* **Instructions for the task**
Write out the complete material exactly as it stands.

-- begin Input records --

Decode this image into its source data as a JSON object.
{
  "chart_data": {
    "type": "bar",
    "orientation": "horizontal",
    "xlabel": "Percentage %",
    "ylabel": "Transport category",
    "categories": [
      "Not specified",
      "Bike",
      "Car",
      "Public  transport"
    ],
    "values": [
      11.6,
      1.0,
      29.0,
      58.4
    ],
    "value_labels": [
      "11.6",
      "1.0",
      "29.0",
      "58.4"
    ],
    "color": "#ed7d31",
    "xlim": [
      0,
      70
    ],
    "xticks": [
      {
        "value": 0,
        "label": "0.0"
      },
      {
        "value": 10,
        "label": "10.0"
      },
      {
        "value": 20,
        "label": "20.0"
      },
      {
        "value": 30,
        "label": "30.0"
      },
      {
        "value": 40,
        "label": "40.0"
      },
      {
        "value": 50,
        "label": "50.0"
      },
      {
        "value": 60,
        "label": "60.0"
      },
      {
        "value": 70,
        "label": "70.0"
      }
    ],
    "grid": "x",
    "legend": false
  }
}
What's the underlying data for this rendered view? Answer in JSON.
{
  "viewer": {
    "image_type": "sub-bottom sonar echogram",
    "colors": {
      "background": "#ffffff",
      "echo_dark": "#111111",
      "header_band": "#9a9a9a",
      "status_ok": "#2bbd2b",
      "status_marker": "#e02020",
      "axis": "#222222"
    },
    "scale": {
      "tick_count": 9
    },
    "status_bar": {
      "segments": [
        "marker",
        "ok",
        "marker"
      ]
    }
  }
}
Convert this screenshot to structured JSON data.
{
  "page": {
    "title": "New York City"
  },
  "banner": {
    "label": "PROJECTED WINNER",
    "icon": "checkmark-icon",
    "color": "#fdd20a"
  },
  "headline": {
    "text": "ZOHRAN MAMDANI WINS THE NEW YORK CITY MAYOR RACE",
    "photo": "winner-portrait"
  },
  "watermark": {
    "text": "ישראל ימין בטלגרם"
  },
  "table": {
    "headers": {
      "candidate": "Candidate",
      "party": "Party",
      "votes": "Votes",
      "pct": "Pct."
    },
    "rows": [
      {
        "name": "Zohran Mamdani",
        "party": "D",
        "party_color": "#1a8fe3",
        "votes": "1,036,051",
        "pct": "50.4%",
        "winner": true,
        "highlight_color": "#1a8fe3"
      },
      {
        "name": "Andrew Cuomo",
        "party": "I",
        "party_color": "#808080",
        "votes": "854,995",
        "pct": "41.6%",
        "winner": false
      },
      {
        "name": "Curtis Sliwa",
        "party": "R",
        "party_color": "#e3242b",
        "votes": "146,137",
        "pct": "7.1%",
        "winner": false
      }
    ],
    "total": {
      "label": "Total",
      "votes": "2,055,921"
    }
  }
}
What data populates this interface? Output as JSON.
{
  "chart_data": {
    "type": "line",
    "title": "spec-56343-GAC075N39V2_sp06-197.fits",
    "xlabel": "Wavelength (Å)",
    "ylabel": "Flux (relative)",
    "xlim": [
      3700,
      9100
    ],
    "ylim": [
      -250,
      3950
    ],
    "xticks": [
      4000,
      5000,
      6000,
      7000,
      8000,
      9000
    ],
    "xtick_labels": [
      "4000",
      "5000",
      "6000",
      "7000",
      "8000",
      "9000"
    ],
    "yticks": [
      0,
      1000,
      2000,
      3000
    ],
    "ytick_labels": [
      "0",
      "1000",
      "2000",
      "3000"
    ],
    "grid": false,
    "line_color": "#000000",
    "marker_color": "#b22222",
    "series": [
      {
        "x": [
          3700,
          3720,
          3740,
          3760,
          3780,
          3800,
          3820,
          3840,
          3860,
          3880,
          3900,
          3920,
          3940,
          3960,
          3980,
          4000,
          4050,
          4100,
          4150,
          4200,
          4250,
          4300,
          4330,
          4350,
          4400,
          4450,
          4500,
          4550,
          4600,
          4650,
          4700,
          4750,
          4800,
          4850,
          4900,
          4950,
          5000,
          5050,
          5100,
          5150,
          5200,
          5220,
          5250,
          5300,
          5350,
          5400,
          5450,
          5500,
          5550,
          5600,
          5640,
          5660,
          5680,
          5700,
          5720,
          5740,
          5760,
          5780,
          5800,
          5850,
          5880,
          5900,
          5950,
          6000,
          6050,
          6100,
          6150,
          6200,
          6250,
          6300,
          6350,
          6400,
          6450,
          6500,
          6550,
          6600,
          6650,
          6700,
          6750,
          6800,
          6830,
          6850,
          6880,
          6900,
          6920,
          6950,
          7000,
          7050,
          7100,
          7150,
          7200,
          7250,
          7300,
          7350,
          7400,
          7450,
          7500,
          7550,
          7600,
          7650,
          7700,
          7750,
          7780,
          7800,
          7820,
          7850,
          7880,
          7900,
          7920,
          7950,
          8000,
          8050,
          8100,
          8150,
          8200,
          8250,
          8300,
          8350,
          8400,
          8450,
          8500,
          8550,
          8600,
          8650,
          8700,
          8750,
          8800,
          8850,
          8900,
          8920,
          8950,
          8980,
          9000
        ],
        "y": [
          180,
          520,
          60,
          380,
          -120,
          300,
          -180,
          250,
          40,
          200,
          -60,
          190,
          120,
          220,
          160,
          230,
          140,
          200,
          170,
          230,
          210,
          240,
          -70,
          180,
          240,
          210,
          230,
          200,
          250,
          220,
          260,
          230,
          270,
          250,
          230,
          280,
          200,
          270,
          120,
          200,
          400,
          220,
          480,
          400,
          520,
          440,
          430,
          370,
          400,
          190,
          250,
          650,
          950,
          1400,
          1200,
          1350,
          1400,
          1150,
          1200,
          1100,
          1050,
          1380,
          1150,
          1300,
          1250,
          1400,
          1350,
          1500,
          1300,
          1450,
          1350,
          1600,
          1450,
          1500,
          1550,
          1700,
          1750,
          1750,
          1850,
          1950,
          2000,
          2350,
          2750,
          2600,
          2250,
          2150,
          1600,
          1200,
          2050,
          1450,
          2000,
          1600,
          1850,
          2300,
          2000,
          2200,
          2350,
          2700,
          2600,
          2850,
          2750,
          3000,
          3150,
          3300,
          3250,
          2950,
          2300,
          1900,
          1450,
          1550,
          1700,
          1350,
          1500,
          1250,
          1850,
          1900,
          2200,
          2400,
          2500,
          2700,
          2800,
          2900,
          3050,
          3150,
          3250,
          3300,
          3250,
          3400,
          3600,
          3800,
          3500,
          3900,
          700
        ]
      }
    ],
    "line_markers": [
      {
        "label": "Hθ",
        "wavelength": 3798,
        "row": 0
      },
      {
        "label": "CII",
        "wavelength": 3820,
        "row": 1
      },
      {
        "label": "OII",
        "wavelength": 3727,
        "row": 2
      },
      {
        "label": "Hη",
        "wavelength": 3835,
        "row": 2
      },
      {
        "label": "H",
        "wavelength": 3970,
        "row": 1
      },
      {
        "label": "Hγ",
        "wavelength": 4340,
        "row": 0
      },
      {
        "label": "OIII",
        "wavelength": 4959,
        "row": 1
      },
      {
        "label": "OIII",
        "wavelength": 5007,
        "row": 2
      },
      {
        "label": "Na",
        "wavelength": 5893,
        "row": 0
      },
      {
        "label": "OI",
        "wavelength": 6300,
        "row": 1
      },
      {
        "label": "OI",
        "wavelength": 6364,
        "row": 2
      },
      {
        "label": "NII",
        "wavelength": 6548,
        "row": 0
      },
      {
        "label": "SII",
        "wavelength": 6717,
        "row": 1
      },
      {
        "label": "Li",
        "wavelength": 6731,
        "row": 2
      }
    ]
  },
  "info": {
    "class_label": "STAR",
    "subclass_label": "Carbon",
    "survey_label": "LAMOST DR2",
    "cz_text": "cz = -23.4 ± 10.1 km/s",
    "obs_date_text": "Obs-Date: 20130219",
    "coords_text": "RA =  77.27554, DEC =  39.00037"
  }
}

-- end Input records --

* **Written solution**
Decode this image into its source data as a JSON object.
{
  "chart_data": {
    "type": "bar",
    "orientation": "horizontal",
    "xlabel": "Percentage %",
    "ylabel": "Transport category",
    "categories": [
      "Not specified",
      "Bike",
      "Car",
      "Public  transport"
    ],
    "values": [
      11.6,
      1.0,
      29.0,
      58.4
    ],
    "value_labels": [
      "11.6",
      "1.0",
      "29.0",
      "58.4"
    ],
    "color": "#ed7d31",
    "xlim": [
      0,
      70
    ],
    "xticks": [
      {
        "value": 0,
        "label": "0.0"
      },
      {
        "value": 10,
        "label": "10.0"
      },
      {
        "value": 20,
        "label": "20.0"
      },
      {
        "value": 30,
        "label": "30.0"
      },
      {
        "value": 40,
        "label": "40.0"
      },
      {
        "value": 50,
        "label": "50.0"
      },
      {
        "value": 60,
        "label": "60.0"
      },
      {
        "value": 70,
        "label": "70.0"
      }
    ],
    "grid": "x",
    "legend": false
  }
}
What's the underlying data for this rendered view? Answer in JSON.
{
  "viewer": {
    "image_type": "sub-bottom sonar echogram",
    "colors": {
      "background": "#ffffff",
      "echo_dark": "#111111",
      "header_band": "#9a9a9a",
      "status_ok": "#2bbd2b",
      "status_marker": "#e02020",
      "axis": "#222222"
    },
    "scale": {
      "tick_count": 9
    },
    "status_bar": {
      "segments": [
        "marker",
        "ok",
        "marker"
      ]
    }
  }
}
Convert this screenshot to structured JSON data.
{
  "page": {
    "title": "New York City"
  },
  "banner": {
    "label": "PROJECTED WINNER",
    "icon": "checkmark-icon",
    "color": "#fdd20a"
  },
  "headline": {
    "text": "ZOHRAN MAMDANI WINS THE NEW YORK CITY MAYOR RACE",
    "photo": "winner-portrait"
  },
  "watermark": {
    "text": "ישראל ימין בטלגרם"
  },
  "table": {
    "headers": {
      "candidate": "Candidate",
      "party": "Party",
      "votes": "Votes",
      "pct": "Pct."
    },
    "rows": [
      {
        "name": "Zohran Mamdani",
        "party": "D",
        "party_color": "#1a8fe3",
        "votes": "1,036,051",
        "pct": "50.4%",
        "winner": true,
        "highlight_color": "#1a8fe3"
      },
      {
        "name": "Andrew Cuomo",
        "party": "I",
        "party_color": "#808080",
        "votes": "854,995",
        "pct": "41.6%",
        "winner": false
      },
      {
        "name": "Curtis Sliwa",
        "party": "R",
        "party_color": "#e3242b",
        "votes": "146,137",
        "pct": "7.1%",
        "winner": false
      }
    ],
    "total": {
      "label": "Total",
      "votes": "2,055,921"
    }
  }
}
What data populates this interface? Output as JSON.
{
  "chart_data": {
    "type": "line",
    "title": "spec-56343-GAC075N39V2_sp06-197.fits",
    "xlabel": "Wavelength (Å)",
    "ylabel": "Flux (relative)",
    "xlim": [
      3700,
      9100
    ],
    "ylim": [
      -250,
      3950
    ],
    "xticks": [
      4000,
      5000,
      6000,
      7000,
      8000,
      9000
    ],
    "xtick_labels": [
      "4000",
      "5000",
      "6000",
      "7000",
      "8000",
      "9000"
    ],
    "yticks": [
      0,
      1000,
      2000,
      3000
    ],
    "ytick_labels": [
      "0",
      "1000",
      "2000",
      "3000"
    ],
    "grid": false,
    "line_color": "#000000",
    "marker_color": "#b22222",
    "series": [
      {
        "x": [
          3700,
          3720,
          3740,
          3760,
          3780,
          3800,
          3820,
          3840,
          3860,
          3880,
          3900,
          3920,
          3940,
          3960,
          3980,
          4000,
          4050,
          4100,
          4150,
          4200,
          4250,
          4300,
          4330,
          4350,
          4400,
          4450,
          4500,
          4550,
          4600,
          4650,
          4700,
          4750,
          4800,
          4850,
          4900,
          4950,
          5000,
          5050,
          5100,
          5150,
          5200,
          5220,
          5250,
          5300,
          5350,
          5400,
          5450,
          5500,
          5550,
          5600,
          5640,
          5660,
          5680,
          5700,
          5720,
          5740,
          5760,
          5780,
          5800,
          5850,
          5880,
          5900,
          5950,
          6000,
          6050,
          6100,
          6150,
          6200,
          6250,
          6300,
          6350,
          6400,
          6450,
          6500,
          6550,
          6600,
          6650,
          6700,
          6750,
          6800,
          6830,
          6850,
          6880,
          6900,
          6920,
          6950,
          7000,
          7050,
          7100,
          7150,
          7200,
          7250,
          7300,
          7350,
          7400,
          7450,
          7500,
          7550,
          7600,
          7650,
          7700,
          7750,
          7780,
          7800,
          7820,
          7850,
          7880,
          7900,
          7920,
          7950,
          8000,
          8050,
          8100,
          8150,
          8200,
          8250,
          8300,
          8350,
          8400,
          8450,
          8500,
          8550,
          8600,
          8650,
          8700,
          8750,
          8800,
          8850,
          8900,
          8920,
          8950,
          8980,
          9000
        ],
        "y": [
          180,
          520,
          60,
          380,
          -120,
          300,
          -180,
          250,
          40,
          200,
          -60,
          190,
          120,
          220,
          160,
          230,
          140,
          200,
          170,
          230,
          210,
          240,
          -70,
          180,
          240,
          210,
          230,
          200,
          250,
          220,
          260,
          230,
          270,
          250,
          230,
          280,
          200,
          270,
          120,
          200,
          400,
          220,
          480,
          400,
          520,
          440,
          430,
          370,
          400,
          190,
          250,
          650,
          950,
          1400,
          1200,
          1350,
          1400,
          1150,
          1200,
          1100,
          1050,
          1380,
          1150,
          1300,
          1250,
          1400,
          1350,
          1500,
          1300,
          1450,
          1350,
          1600,
          1450,
          1500,
          1550,
          1700,
          1750,
          1750,
          1850,
          1950,
          2000,
          2350,
          2750,
          2600,
          2250,
          2150,
          1600,
          1200,
          2050,
          1450,
          2000,
          1600,
          1850,
          2300,
          2000,
          2200,
          2350,
          2700,
          2600,
          2850,
          2750,
          3000,
          3150,
          3300,
          3250,
          2950,
          2300,
          1900,
          1450,
          1550,
          1700,
          1350,
          1500,
          1250,
          1850,
          1900,
          2200,
          2400,
          2500,
          2700,
          2800,
          2900,
          3050,
          3150,
          3250,
          3300,
          3250,
          3400,
          3600,
          3800,
          3500,
          3900,
          700
        ]
      }
    ],
    "line_markers": [
      {
        "label": "Hθ",
        "wavelength": 3798,
        "row": 0
      },
      {
        "label": "CII",
        "wavelength": 3820,
        "row": 1
      },
      {
        "label": "OII",
        "wavelength": 3727,
        "row": 2
      },
      {
        "label": "Hη",
        "wavelength": 3835,
        "row": 2
      },
      {
        "label": "H",
        "wavelength": 3970,
        "row": 1
      },
      {
        "label": "Hγ",
        "wavelength": 4340,
        "row": 0
      },
      {
        "label": "OIII",
        "wavelength": 4959,
        "row": 1
      },
      {
        "label": "OIII",
        "wavelength": 5007,
        "row": 2
      },
      {
        "label": "Na",
        "wavelength": 5893,
        "row": 0
      },
      {
        "label": "OI",
        "wavelength": 6300,
        "row": 1
      },
      {
        "label": "OI",
        "wavelength": 6364,
        "row": 2
      },
      {
        "label": "NII",
        "wavelength": 6548,
        "row": 0
      },
      {
        "label": "SII",
        "wavelength": 6717,
        "row": 1
      },
      {
        "label": "Li",
        "wavelength": 6731,
        "row": 2
      }
    ]
  },
  "info": {
    "class_label": "STAR",
    "subclass_label": "Carbon",
    "survey_label": "LAMOST DR2",
    "cz_text": "cz = -23.4 ± 10.1 km/s",
    "obs_date_text": "Obs-Date: 20130219",
    "coords_text": "RA =  77.27554, DEC =  39.00037"
  }
}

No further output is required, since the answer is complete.